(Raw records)
+++++
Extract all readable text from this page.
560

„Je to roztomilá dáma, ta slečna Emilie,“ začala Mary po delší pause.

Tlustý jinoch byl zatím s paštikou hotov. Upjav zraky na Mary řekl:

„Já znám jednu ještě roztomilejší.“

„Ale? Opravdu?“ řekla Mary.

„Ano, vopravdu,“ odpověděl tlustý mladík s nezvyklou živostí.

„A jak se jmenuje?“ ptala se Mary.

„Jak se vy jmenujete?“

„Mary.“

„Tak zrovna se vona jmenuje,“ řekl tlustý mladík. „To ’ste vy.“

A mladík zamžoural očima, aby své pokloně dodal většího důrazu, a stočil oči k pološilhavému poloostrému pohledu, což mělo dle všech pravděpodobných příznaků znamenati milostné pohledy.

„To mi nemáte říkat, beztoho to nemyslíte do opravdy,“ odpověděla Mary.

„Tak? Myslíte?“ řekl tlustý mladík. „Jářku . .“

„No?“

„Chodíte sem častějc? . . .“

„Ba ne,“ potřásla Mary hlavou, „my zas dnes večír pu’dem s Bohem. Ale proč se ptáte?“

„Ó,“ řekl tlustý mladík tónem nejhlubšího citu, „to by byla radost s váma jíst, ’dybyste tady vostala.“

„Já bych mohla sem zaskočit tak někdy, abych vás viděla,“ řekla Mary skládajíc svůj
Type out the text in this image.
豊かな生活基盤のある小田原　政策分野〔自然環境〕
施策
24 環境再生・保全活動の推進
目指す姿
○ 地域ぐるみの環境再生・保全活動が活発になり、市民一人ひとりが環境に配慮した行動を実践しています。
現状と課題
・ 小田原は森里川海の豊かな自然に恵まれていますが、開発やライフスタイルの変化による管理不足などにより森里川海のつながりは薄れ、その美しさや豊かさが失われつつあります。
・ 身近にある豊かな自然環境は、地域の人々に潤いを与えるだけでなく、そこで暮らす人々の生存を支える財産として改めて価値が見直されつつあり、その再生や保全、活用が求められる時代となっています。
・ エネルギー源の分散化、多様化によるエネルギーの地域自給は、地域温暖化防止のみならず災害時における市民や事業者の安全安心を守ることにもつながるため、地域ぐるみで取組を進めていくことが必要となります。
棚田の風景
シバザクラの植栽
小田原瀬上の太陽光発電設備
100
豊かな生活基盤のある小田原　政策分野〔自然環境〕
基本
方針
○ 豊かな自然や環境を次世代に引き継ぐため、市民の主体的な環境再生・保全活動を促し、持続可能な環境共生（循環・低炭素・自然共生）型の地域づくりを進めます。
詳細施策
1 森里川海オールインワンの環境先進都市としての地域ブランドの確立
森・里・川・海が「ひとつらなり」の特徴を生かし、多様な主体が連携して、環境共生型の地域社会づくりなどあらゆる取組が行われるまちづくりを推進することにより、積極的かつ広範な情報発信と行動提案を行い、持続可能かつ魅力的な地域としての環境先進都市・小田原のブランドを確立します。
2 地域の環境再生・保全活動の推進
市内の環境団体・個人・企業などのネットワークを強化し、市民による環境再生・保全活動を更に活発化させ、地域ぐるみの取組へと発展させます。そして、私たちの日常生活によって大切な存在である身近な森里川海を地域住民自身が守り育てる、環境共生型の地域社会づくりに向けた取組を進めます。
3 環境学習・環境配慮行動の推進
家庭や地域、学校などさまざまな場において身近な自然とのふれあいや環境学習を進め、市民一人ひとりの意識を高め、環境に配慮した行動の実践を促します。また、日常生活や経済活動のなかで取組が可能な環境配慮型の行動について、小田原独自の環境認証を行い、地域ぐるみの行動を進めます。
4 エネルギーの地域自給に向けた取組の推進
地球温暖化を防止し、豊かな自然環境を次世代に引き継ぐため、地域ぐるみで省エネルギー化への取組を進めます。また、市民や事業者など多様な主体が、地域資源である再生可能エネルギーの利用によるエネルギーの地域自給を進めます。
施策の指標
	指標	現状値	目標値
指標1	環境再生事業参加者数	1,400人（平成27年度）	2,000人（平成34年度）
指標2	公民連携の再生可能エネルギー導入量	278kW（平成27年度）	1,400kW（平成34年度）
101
+++++
** Written exercise **
Every line of the records that includes the word "mladík" should be gathered.

** Answer for this exercise **
„Ano, vopravdu,“ odpověděl tlustý mladík s nezvyklou živostí.
„Tak zrovna se vona jmenuje,“ řekl tlustý mladík. „To ’ste vy.“
A mladík zamžoural očima, aby své pokloně dodal většího důrazu, a stočil oči k pološilhavému poloostrému pohledu, což mělo dle všech pravděpodobných příznaků znamenati milostné pohledy.
„Tak? Myslíte?“ řekl tlustý mladík. „Jářku . .“
„Ó,“ řekl tlustý mladík tónem nejhlubšího citu, „to by byla radost s váma jíst, ’dybyste tady vostala.“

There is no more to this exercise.